(Rows excerpted from a collection)
◆ ◆ ◆ ◆
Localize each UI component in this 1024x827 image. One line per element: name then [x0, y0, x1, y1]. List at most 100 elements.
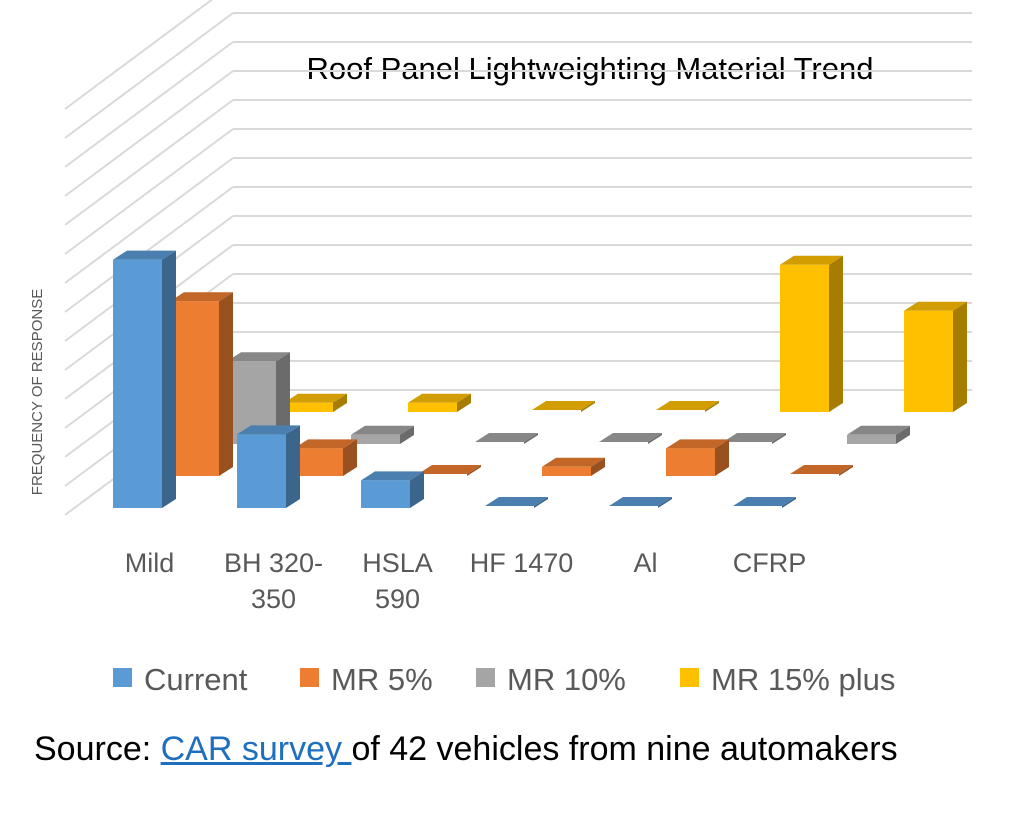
bar-mr-10--0 [227, 352, 290, 444]
bar-current-5 [733, 497, 796, 508]
bar-mr-10--5 [847, 425, 910, 444]
legend-item-mr-10-: MR 10% [476, 662, 626, 697]
chart-title: Roof Panel Lightweighting Material Trend [307, 51, 874, 86]
bar-mr-10--2 [475, 433, 538, 444]
bar-mr-5--1 [294, 439, 357, 476]
bar-front [542, 466, 591, 476]
bar-side [400, 425, 414, 444]
bar-side [705, 401, 719, 412]
source-suffix: of 42 vehicles from nine automakers [351, 730, 898, 768]
bar-current-2 [361, 471, 424, 508]
bar-mr-5--0 [170, 292, 233, 476]
bar-side [581, 401, 595, 412]
bar-side [219, 292, 233, 476]
bar-top [723, 433, 786, 442]
bar-side [658, 497, 672, 508]
bar-top [599, 433, 662, 442]
bars [113, 250, 967, 508]
bar-top [532, 401, 595, 410]
bar-side [343, 439, 357, 476]
bar-top [227, 352, 290, 362]
bar-current-4 [609, 497, 672, 508]
legend-swatch [476, 668, 495, 687]
gridline-side [64, 128, 234, 255]
legend-label: MR 15% plus [711, 662, 895, 697]
bar-side [410, 471, 424, 508]
gridline-side [64, 41, 234, 168]
bar-side [286, 425, 300, 508]
bar-top [361, 471, 424, 481]
bar-top [542, 457, 605, 467]
bar-side [591, 457, 605, 476]
bar-top [656, 401, 719, 410]
source-note: Source: CAR survey of 42 vehicles from n… [34, 730, 898, 769]
legend-item-mr-5-: MR 5% [300, 662, 433, 697]
bar-top [780, 255, 843, 265]
x-tick-label: HF 1470 [470, 548, 574, 578]
bar-front [170, 301, 219, 476]
bar-side [648, 433, 662, 444]
bar-top [351, 425, 414, 435]
bar-top [408, 393, 471, 403]
bar-mr-15-plus-2 [532, 401, 595, 412]
bar-front [780, 264, 829, 412]
legend-item-current: Current [113, 662, 248, 697]
bar-front [237, 434, 286, 508]
bar-top [284, 393, 347, 403]
legend-label: MR 5% [331, 662, 433, 697]
car-survey-link[interactable]: CAR survey [160, 730, 352, 768]
bar-top [418, 465, 481, 474]
bar-front [847, 434, 896, 444]
chart: Roof Panel Lightweighting Material Trend… [29, 0, 972, 697]
bar-side [457, 393, 471, 412]
bar-mr-10--1 [351, 425, 414, 444]
bar-side [896, 425, 910, 444]
bar-top [904, 301, 967, 311]
bar-current-1 [237, 425, 300, 508]
bar-front [361, 480, 410, 508]
bar-mr-15-plus-1 [408, 393, 471, 412]
bar-side [276, 352, 290, 444]
y-axis-label: FREQUENCY OF RESPONSE [29, 289, 46, 495]
bar-side [467, 465, 481, 476]
bar-side [829, 255, 843, 412]
bar-top [170, 292, 233, 302]
bar-side [715, 439, 729, 476]
gridline-side [64, 70, 234, 197]
gridline-side [64, 0, 214, 110]
legend-swatch [680, 668, 699, 687]
bar-mr-10--3 [599, 433, 662, 444]
bar-front [294, 448, 343, 476]
bar-mr-5--2 [418, 465, 481, 476]
bar-side [953, 301, 967, 412]
bar-side [782, 497, 796, 508]
x-tick-label: BH 320-350 [224, 548, 323, 614]
bar-current-0 [113, 250, 176, 508]
legend-label: Current [144, 662, 248, 697]
gridline-side [64, 99, 234, 226]
bar-mr-10--4 [723, 433, 786, 444]
bar-side [162, 250, 176, 508]
legend-swatch [113, 668, 132, 687]
bar-side [839, 465, 853, 476]
bar-mr-15-plus-5 [904, 301, 967, 412]
bar-mr-5--3 [542, 457, 605, 476]
x-tick-label: Al [633, 548, 657, 578]
gridline-side [64, 157, 234, 284]
gridline-side [64, 12, 234, 139]
x-tick-label: Mild [125, 548, 175, 578]
bar-top [666, 439, 729, 449]
bar-top [475, 433, 538, 442]
gridline-side [64, 186, 234, 313]
legend-label: MR 10% [507, 662, 626, 697]
bar-top [609, 497, 672, 506]
bar-mr-5--5 [790, 465, 853, 476]
bar-side [534, 497, 548, 508]
bar-mr-15-plus-4 [780, 255, 843, 412]
bar-current-3 [485, 497, 548, 508]
bar-mr-5--4 [666, 439, 729, 476]
bar-mr-15-plus-0 [284, 393, 347, 412]
bar-mr-15-plus-3 [656, 401, 719, 412]
bar-front [408, 402, 457, 412]
bar-front [666, 448, 715, 476]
◆ ◆ ◆ ◆
### [Instructions for the task]
In all of the rows above, swap "legend-swatch" for "legend-marker" and change nothing else. Omit the pictures from your answer.

### [Expected answer]
Localize each UI component in this 1024x827 image. One line per element: name then [x0, y0, x1, y1]. List at most 100 elements.
bar-mr-10--0 [227, 352, 290, 444]
bar-current-5 [733, 497, 796, 508]
bar-mr-10--5 [847, 425, 910, 444]
legend-item-mr-10-: MR 10% [476, 662, 626, 697]
chart-title: Roof Panel Lightweighting Material Trend [307, 51, 874, 86]
bar-mr-10--2 [475, 433, 538, 444]
bar-mr-5--1 [294, 439, 357, 476]
bar-front [542, 466, 591, 476]
bar-side [400, 425, 414, 444]
bar-side [705, 401, 719, 412]
source-suffix: of 42 vehicles from nine automakers [351, 730, 898, 768]
bar-current-2 [361, 471, 424, 508]
bar-mr-5--0 [170, 292, 233, 476]
bar-side [581, 401, 595, 412]
bar-side [219, 292, 233, 476]
bar-top [723, 433, 786, 442]
bar-side [658, 497, 672, 508]
bar-top [599, 433, 662, 442]
bars [113, 250, 967, 508]
bar-top [532, 401, 595, 410]
bar-side [343, 439, 357, 476]
bar-top [227, 352, 290, 362]
bar-current-4 [609, 497, 672, 508]
legend-marker [476, 668, 495, 687]
gridline-side [64, 128, 234, 255]
legend-label: MR 15% plus [711, 662, 895, 697]
bar-side [410, 471, 424, 508]
gridline-side [64, 41, 234, 168]
bar-side [286, 425, 300, 508]
bar-top [361, 471, 424, 481]
bar-top [542, 457, 605, 467]
bar-side [591, 457, 605, 476]
bar-top [656, 401, 719, 410]
source-note: Source: CAR survey of 42 vehicles from n… [34, 730, 898, 769]
legend-item-mr-5-: MR 5% [300, 662, 433, 697]
bar-top [780, 255, 843, 265]
x-tick-label: HF 1470 [470, 548, 574, 578]
bar-front [170, 301, 219, 476]
bar-side [648, 433, 662, 444]
bar-top [351, 425, 414, 435]
bar-top [408, 393, 471, 403]
bar-mr-15-plus-2 [532, 401, 595, 412]
bar-front [780, 264, 829, 412]
legend-item-current: Current [113, 662, 248, 697]
bar-front [237, 434, 286, 508]
bar-top [284, 393, 347, 403]
legend-label: MR 5% [331, 662, 433, 697]
car-survey-link[interactable]: CAR survey [160, 730, 352, 768]
bar-top [418, 465, 481, 474]
bar-front [847, 434, 896, 444]
chart: Roof Panel Lightweighting Material Trend… [29, 0, 972, 697]
bar-side [457, 393, 471, 412]
bar-mr-10--1 [351, 425, 414, 444]
bar-side [896, 425, 910, 444]
bar-top [904, 301, 967, 311]
bar-current-1 [237, 425, 300, 508]
bar-front [361, 480, 410, 508]
bar-mr-15-plus-1 [408, 393, 471, 412]
bar-side [276, 352, 290, 444]
y-axis-label: FREQUENCY OF RESPONSE [29, 289, 46, 495]
bar-side [467, 465, 481, 476]
bar-side [829, 255, 843, 412]
bar-top [170, 292, 233, 302]
bar-side [715, 439, 729, 476]
gridline-side [64, 70, 234, 197]
gridline-side [64, 0, 214, 110]
legend-marker [680, 668, 699, 687]
bar-mr-10--3 [599, 433, 662, 444]
bar-front [294, 448, 343, 476]
bar-mr-5--2 [418, 465, 481, 476]
bar-side [953, 301, 967, 412]
bar-side [782, 497, 796, 508]
x-tick-label: BH 320-350 [224, 548, 323, 614]
bar-current-0 [113, 250, 176, 508]
legend-label: Current [144, 662, 248, 697]
gridline-side [64, 99, 234, 226]
bar-mr-10--4 [723, 433, 786, 444]
bar-side [162, 250, 176, 508]
legend-marker [113, 668, 132, 687]
bar-side [839, 465, 853, 476]
bar-mr-15-plus-5 [904, 301, 967, 412]
bar-mr-5--3 [542, 457, 605, 476]
x-tick-label: Al [633, 548, 657, 578]
gridline-side [64, 157, 234, 284]
gridline-side [64, 12, 234, 139]
x-tick-label: Mild [125, 548, 175, 578]
bar-top [666, 439, 729, 449]
bar-top [475, 433, 538, 442]
gridline-side [64, 186, 234, 313]
legend-label: MR 10% [507, 662, 626, 697]
bar-top [609, 497, 672, 506]
bar-mr-5--5 [790, 465, 853, 476]
bar-side [534, 497, 548, 508]
bar-mr-15-plus-4 [780, 255, 843, 412]
bar-current-3 [485, 497, 548, 508]
bar-mr-5--4 [666, 439, 729, 476]
bar-mr-15-plus-0 [284, 393, 347, 412]
bar-mr-15-plus-3 [656, 401, 719, 412]
bar-front [408, 402, 457, 412]
bar-front [666, 448, 715, 476]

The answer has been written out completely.